--- start of Data entries ---
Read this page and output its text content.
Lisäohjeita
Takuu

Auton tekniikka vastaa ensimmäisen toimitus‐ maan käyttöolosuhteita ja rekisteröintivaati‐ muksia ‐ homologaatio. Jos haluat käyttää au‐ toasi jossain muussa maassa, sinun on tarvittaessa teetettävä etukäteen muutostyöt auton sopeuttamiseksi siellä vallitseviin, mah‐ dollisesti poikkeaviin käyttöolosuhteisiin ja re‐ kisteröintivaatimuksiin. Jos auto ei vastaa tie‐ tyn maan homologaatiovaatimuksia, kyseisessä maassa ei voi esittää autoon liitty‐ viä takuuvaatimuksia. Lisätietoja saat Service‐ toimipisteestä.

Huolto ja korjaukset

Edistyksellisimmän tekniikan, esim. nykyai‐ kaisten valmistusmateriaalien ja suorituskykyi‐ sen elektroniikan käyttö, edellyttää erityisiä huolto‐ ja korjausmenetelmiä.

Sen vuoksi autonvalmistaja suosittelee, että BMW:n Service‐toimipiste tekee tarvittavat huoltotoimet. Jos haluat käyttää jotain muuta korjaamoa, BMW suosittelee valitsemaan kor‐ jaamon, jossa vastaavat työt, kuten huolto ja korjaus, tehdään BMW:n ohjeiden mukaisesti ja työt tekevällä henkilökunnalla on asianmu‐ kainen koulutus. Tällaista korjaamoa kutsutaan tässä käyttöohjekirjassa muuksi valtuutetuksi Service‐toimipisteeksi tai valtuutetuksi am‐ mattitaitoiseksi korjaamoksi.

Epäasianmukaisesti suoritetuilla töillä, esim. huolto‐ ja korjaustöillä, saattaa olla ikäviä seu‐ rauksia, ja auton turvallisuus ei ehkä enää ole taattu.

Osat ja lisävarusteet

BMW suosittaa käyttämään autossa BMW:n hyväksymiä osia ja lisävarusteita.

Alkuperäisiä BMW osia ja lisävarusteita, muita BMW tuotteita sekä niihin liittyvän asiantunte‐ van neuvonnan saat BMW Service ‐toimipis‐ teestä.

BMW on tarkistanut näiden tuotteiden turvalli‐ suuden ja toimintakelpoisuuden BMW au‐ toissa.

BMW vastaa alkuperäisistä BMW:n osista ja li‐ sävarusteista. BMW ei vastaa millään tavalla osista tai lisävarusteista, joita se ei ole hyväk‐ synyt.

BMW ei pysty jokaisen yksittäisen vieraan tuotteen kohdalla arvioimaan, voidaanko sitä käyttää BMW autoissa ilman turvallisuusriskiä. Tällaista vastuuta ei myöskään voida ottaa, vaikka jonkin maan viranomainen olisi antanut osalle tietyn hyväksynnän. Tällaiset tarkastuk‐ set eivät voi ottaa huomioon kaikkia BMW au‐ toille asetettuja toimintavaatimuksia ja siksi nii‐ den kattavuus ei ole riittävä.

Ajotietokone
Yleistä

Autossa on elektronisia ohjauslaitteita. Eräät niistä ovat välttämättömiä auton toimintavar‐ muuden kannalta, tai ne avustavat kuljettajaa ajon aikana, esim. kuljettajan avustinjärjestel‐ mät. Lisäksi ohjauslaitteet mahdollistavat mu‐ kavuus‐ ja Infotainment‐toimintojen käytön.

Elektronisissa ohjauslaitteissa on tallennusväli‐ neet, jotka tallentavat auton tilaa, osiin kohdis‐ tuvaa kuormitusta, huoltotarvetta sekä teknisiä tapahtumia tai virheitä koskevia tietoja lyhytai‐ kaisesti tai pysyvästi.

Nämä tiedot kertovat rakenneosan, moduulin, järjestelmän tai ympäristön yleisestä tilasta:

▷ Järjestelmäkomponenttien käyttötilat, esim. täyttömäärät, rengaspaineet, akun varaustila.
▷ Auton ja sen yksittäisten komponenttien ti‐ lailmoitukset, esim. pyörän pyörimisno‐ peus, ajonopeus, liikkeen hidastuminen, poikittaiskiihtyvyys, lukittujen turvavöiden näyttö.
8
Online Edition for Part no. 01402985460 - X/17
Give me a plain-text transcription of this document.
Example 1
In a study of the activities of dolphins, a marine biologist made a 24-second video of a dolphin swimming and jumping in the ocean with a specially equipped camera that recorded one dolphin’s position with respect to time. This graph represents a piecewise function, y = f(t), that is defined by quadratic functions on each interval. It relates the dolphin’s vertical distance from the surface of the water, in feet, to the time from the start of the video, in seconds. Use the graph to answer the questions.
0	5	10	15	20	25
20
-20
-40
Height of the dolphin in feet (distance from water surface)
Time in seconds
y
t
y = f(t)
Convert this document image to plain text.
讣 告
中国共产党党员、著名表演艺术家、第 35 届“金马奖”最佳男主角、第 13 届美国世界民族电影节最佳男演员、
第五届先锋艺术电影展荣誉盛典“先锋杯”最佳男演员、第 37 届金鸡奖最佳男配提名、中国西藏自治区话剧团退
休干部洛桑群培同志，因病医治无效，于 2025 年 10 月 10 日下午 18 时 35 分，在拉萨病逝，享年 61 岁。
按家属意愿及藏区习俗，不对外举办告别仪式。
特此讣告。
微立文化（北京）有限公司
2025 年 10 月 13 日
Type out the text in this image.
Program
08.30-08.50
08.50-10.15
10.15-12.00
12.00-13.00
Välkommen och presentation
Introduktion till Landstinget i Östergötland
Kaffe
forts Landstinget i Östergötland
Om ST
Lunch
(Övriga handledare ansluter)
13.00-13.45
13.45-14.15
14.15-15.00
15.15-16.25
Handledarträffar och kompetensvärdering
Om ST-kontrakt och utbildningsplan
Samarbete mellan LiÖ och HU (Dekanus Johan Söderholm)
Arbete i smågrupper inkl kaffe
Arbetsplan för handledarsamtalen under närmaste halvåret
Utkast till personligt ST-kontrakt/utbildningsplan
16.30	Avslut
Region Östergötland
--- end of Data entries ---
▶ _What needs to be done_: Repeat all the entries exactly as given.

▶ _Answer to this task_:
Read this page and output its text content.
Lisäohjeita
Takuu

Auton tekniikka vastaa ensimmäisen toimitus‐ maan käyttöolosuhteita ja rekisteröintivaati‐ muksia ‐ homologaatio. Jos haluat käyttää au‐ toasi jossain muussa maassa, sinun on tarvittaessa teetettävä etukäteen muutostyöt auton sopeuttamiseksi siellä vallitseviin, mah‐ dollisesti poikkeaviin käyttöolosuhteisiin ja re‐ kisteröintivaatimuksiin. Jos auto ei vastaa tie‐ tyn maan homologaatiovaatimuksia, kyseisessä maassa ei voi esittää autoon liitty‐ viä takuuvaatimuksia. Lisätietoja saat Service‐ toimipisteestä.

Huolto ja korjaukset

Edistyksellisimmän tekniikan, esim. nykyai‐ kaisten valmistusmateriaalien ja suorituskykyi‐ sen elektroniikan käyttö, edellyttää erityisiä huolto‐ ja korjausmenetelmiä.

Sen vuoksi autonvalmistaja suosittelee, että BMW:n Service‐toimipiste tekee tarvittavat huoltotoimet. Jos haluat käyttää jotain muuta korjaamoa, BMW suosittelee valitsemaan kor‐ jaamon, jossa vastaavat työt, kuten huolto ja korjaus, tehdään BMW:n ohjeiden mukaisesti ja työt tekevällä henkilökunnalla on asianmu‐ kainen koulutus. Tällaista korjaamoa kutsutaan tässä käyttöohjekirjassa muuksi valtuutetuksi Service‐toimipisteeksi tai valtuutetuksi am‐ mattitaitoiseksi korjaamoksi.

Epäasianmukaisesti suoritetuilla töillä, esim. huolto‐ ja korjaustöillä, saattaa olla ikäviä seu‐ rauksia, ja auton turvallisuus ei ehkä enää ole taattu.

Osat ja lisävarusteet

BMW suosittaa käyttämään autossa BMW:n hyväksymiä osia ja lisävarusteita.

Alkuperäisiä BMW osia ja lisävarusteita, muita BMW tuotteita sekä niihin liittyvän asiantunte‐ van neuvonnan saat BMW Service ‐toimipis‐ teestä.

BMW on tarkistanut näiden tuotteiden turvalli‐ suuden ja toimintakelpoisuuden BMW au‐ toissa.

BMW vastaa alkuperäisistä BMW:n osista ja li‐ sävarusteista. BMW ei vastaa millään tavalla osista tai lisävarusteista, joita se ei ole hyväk‐ synyt.

BMW ei pysty jokaisen yksittäisen vieraan tuotteen kohdalla arvioimaan, voidaanko sitä käyttää BMW autoissa ilman turvallisuusriskiä. Tällaista vastuuta ei myöskään voida ottaa, vaikka jonkin maan viranomainen olisi antanut osalle tietyn hyväksynnän. Tällaiset tarkastuk‐ set eivät voi ottaa huomioon kaikkia BMW au‐ toille asetettuja toimintavaatimuksia ja siksi nii‐ den kattavuus ei ole riittävä.

Ajotietokone
Yleistä

Autossa on elektronisia ohjauslaitteita. Eräät niistä ovat välttämättömiä auton toimintavar‐ muuden kannalta, tai ne avustavat kuljettajaa ajon aikana, esim. kuljettajan avustinjärjestel‐ mät. Lisäksi ohjauslaitteet mahdollistavat mu‐ kavuus‐ ja Infotainment‐toimintojen käytön.

Elektronisissa ohjauslaitteissa on tallennusväli‐ neet, jotka tallentavat auton tilaa, osiin kohdis‐ tuvaa kuormitusta, huoltotarvetta sekä teknisiä tapahtumia tai virheitä koskevia tietoja lyhytai‐ kaisesti tai pysyvästi.

Nämä tiedot kertovat rakenneosan, moduulin, järjestelmän tai ympäristön yleisestä tilasta:

▷ Järjestelmäkomponenttien käyttötilat, esim. täyttömäärät, rengaspaineet, akun varaustila.
▷ Auton ja sen yksittäisten komponenttien ti‐ lailmoitukset, esim. pyörän pyörimisno‐ peus, ajonopeus, liikkeen hidastuminen, poikittaiskiihtyvyys, lukittujen turvavöiden näyttö.
8
Online Edition for Part no. 01402985460 - X/17
Give me a plain-text transcription of this document.
Example 1
In a study of the activities of dolphins, a marine biologist made a 24-second video of a dolphin swimming and jumping in the ocean with a specially equipped camera that recorded one dolphin’s position with respect to time. This graph represents a piecewise function, y = f(t), that is defined by quadratic functions on each interval. It relates the dolphin’s vertical distance from the surface of the water, in feet, to the time from the start of the video, in seconds. Use the graph to answer the questions.
0	5	10	15	20	25
20
-20
-40
Height of the dolphin in feet (distance from water surface)
Time in seconds
y
t
y = f(t)
Convert this document image to plain text.
讣 告
中国共产党党员、著名表演艺术家、第 35 届“金马奖”最佳男主角、第 13 届美国世界民族电影节最佳男演员、
第五届先锋艺术电影展荣誉盛典“先锋杯”最佳男演员、第 37 届金鸡奖最佳男配提名、中国西藏自治区话剧团退
休干部洛桑群培同志，因病医治无效，于 2025 年 10 月 10 日下午 18 时 35 分，在拉萨病逝，享年 61 岁。
按家属意愿及藏区习俗，不对外举办告别仪式。
特此讣告。
微立文化（北京）有限公司
2025 年 10 月 13 日
Type out the text in this image.
Program
08.30-08.50
08.50-10.15
10.15-12.00
12.00-13.00
Välkommen och presentation
Introduktion till Landstinget i Östergötland
Kaffe
forts Landstinget i Östergötland
Om ST
Lunch
(Övriga handledare ansluter)
13.00-13.45
13.45-14.15
14.15-15.00
15.15-16.25
Handledarträffar och kompetensvärdering
Om ST-kontrakt och utbildningsplan
Samarbete mellan LiÖ och HU (Dekanus Johan Söderholm)
Arbete i smågrupper inkl kaffe
Arbetsplan för handledarsamtalen under närmaste halvåret
Utkast till personligt ST-kontrakt/utbildningsplan
16.30	Avslut
Region Östergötland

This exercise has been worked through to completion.